## TASK
Filter the lines below, copying only those with the string "Tanah".

## PROVIDED INFORMATION
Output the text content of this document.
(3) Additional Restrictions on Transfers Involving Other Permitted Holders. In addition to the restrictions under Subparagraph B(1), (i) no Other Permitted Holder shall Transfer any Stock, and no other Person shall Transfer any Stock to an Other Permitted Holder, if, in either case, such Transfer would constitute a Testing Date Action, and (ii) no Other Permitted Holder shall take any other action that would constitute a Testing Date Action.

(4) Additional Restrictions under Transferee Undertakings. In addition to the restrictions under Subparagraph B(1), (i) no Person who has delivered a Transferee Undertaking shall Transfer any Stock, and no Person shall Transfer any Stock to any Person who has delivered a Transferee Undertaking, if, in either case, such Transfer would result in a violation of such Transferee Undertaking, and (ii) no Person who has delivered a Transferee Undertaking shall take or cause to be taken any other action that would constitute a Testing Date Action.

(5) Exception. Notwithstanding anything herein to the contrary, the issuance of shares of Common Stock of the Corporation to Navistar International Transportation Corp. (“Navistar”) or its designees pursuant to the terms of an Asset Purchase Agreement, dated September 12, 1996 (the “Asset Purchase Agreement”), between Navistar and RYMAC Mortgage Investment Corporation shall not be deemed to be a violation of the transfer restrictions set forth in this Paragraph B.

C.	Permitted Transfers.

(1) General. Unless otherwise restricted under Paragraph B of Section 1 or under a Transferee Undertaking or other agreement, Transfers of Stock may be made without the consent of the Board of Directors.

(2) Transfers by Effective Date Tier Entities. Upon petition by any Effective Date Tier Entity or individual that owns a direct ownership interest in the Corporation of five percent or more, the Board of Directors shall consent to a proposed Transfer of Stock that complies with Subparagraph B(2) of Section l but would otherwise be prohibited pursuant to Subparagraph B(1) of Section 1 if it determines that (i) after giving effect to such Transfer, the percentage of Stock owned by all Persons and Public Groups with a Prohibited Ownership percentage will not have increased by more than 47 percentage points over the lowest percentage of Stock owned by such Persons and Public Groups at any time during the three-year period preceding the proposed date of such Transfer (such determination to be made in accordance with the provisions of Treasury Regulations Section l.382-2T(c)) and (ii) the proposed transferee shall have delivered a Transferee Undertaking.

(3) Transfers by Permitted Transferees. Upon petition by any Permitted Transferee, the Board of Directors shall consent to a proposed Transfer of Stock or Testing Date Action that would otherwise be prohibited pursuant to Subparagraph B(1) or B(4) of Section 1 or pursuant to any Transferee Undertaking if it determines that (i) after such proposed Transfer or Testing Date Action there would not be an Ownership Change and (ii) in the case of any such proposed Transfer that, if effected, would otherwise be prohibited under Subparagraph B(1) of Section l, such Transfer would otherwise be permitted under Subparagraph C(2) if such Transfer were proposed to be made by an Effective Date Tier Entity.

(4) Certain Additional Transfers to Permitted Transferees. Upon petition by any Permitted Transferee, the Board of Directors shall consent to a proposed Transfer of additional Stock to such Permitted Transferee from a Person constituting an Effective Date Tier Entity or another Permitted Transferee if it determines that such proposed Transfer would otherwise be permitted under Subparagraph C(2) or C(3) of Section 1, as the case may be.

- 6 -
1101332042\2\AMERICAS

---

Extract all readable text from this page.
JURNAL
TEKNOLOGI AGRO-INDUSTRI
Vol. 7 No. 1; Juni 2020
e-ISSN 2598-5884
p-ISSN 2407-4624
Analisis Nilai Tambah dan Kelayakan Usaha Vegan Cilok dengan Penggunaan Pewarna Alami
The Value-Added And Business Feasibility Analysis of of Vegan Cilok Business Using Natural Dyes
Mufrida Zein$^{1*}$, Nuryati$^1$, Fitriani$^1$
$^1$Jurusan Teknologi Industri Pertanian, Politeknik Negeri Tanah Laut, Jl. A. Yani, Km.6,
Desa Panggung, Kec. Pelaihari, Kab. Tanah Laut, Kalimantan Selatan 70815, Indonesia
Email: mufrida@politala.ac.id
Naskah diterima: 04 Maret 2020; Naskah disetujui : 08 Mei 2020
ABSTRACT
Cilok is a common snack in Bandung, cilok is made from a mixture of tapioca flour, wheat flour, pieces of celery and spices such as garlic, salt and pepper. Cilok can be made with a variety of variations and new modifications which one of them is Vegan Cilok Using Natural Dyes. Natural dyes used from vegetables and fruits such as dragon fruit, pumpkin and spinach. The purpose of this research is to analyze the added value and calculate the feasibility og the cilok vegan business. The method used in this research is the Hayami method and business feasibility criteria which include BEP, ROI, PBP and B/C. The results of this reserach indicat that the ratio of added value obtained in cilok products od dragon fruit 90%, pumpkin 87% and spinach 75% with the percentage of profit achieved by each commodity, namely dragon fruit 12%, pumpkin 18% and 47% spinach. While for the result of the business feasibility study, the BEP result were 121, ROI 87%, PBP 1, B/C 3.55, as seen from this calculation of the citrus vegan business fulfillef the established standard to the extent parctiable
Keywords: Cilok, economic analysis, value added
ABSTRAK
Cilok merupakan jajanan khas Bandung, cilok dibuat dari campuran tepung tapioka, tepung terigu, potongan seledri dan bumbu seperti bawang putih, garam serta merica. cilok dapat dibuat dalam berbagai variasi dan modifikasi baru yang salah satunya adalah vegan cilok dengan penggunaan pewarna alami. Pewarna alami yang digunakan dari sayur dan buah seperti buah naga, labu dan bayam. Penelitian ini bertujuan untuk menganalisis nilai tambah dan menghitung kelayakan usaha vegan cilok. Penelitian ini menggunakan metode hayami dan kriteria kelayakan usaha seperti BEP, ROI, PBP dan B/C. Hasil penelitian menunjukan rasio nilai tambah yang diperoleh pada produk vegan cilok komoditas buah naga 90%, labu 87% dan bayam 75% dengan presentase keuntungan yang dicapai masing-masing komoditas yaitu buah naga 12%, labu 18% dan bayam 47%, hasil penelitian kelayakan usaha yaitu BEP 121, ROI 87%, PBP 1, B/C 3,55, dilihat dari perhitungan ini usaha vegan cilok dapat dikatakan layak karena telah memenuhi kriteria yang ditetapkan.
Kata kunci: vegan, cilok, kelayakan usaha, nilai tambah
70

## TASK RESULT
$^1$Jurusan Teknologi Industri Pertanian, Politeknik Negeri Tanah Laut, Jl. A. Yani, Km.6,
Desa Panggung, Kec. Pelaihari, Kab. Tanah Laut, Kalimantan Selatan 70815, Indonesia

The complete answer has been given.